[GIVEN TASK]: Copy out the lines from the start of the records through the line containing "The long limb 27 is at (123, 511).", including that line, and leave the pictures out of your copy.

[Collected data entries]
/---

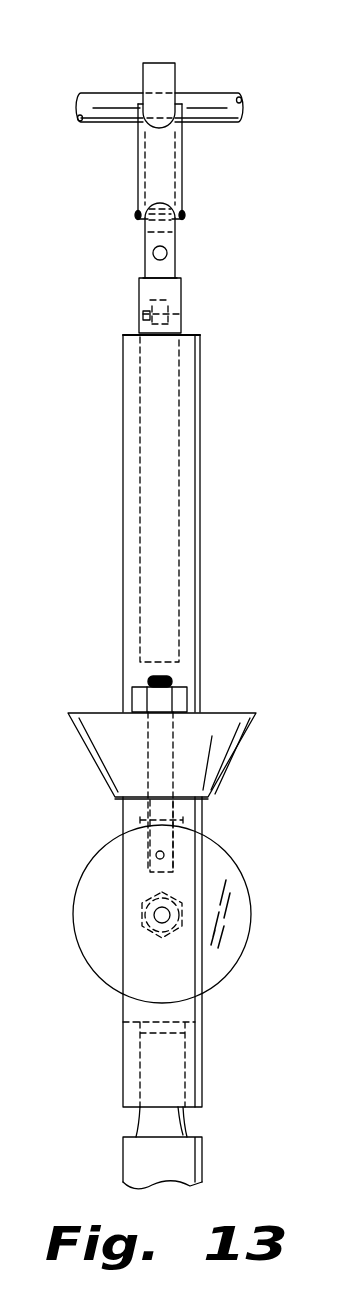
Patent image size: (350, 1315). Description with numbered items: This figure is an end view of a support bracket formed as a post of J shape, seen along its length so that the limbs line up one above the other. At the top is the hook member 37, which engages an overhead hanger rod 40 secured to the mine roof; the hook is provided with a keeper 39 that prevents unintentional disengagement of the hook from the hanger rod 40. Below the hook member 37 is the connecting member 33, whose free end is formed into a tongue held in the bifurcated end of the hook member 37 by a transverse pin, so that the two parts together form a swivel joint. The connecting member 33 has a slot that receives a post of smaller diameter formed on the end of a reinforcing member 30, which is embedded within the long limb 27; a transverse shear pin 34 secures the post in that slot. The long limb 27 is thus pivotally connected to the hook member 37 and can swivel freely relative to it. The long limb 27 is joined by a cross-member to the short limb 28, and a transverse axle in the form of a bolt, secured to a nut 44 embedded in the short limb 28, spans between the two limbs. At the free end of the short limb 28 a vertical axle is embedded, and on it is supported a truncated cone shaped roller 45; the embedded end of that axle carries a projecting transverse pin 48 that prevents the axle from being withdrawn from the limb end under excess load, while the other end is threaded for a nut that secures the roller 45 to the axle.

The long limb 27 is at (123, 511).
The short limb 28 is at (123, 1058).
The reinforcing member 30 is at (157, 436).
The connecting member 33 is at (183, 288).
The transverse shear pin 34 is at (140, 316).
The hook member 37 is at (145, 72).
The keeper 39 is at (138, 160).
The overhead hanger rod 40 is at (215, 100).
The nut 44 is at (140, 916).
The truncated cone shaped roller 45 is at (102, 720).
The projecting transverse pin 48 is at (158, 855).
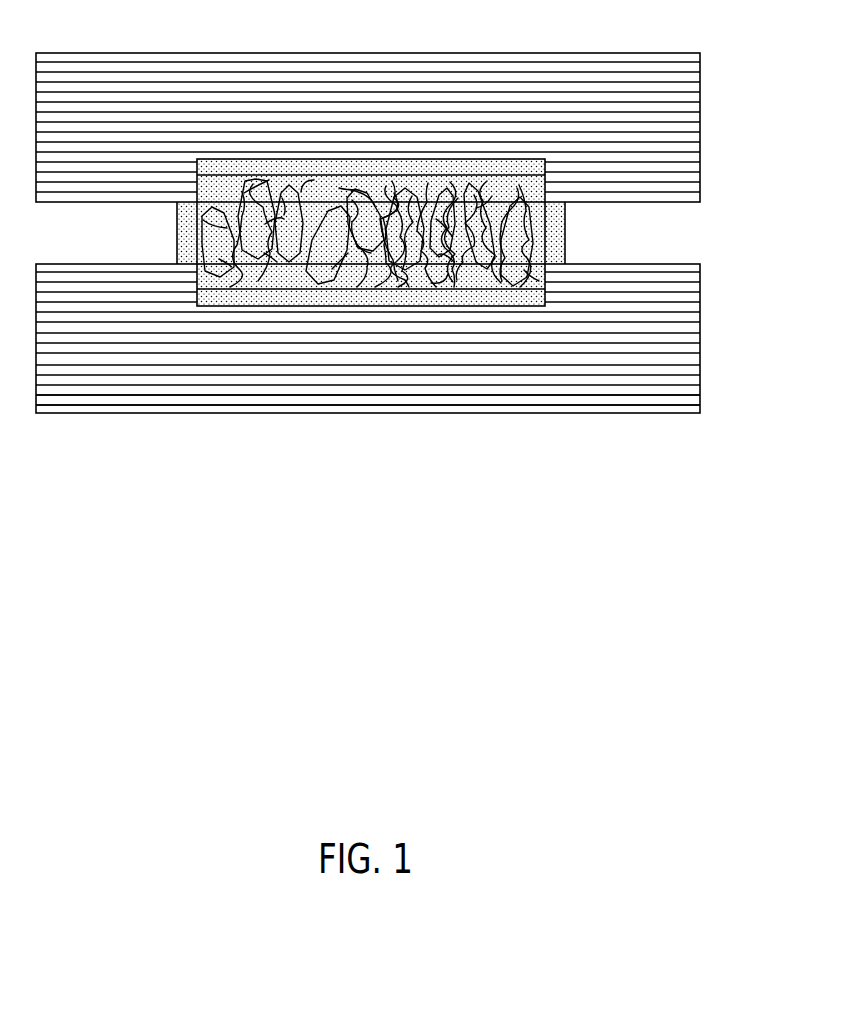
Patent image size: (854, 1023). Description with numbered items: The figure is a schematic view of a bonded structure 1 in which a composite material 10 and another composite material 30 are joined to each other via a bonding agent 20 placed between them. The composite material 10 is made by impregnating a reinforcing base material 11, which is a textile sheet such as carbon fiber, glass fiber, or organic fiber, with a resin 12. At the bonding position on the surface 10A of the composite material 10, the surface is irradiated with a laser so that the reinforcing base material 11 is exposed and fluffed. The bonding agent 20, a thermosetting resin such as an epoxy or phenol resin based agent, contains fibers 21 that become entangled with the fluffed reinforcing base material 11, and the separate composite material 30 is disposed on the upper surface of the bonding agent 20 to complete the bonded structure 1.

\---

[COMPLETED EXERCISE]:
Patent image size: (350, 1315). Description with numbered items: This figure is an end view of a support bracket formed as a post of J shape, seen along its length so that the limbs line up one above the other. At the top is the hook member 37, which engages an overhead hanger rod 40 secured to the mine roof; the hook is provided with a keeper 39 that prevents unintentional disengagement of the hook from the hanger rod 40. Below the hook member 37 is the connecting member 33, whose free end is formed into a tongue held in the bifurcated end of the hook member 37 by a transverse pin, so that the two parts together form a swivel joint. The connecting member 33 has a slot that receives a post of smaller diameter formed on the end of a reinforcing member 30, which is embedded within the long limb 27; a transverse shear pin 34 secures the post in that slot. The long limb 27 is thus pivotally connected to the hook member 37 and can swivel freely relative to it. The long limb 27 is joined by a cross-member to the short limb 28, and a transverse axle in the form of a bolt, secured to a nut 44 embedded in the short limb 28, spans between the two limbs. At the free end of the short limb 28 a vertical axle is embedded, and on it is supported a truncated cone shaped roller 45; the embedded end of that axle carries a projecting transverse pin 48 that prevents the axle from being withdrawn from the limb end under excess load, while the other end is threaded for a nut that secures the roller 45 to the axle.

The long limb 27 is at (123, 511).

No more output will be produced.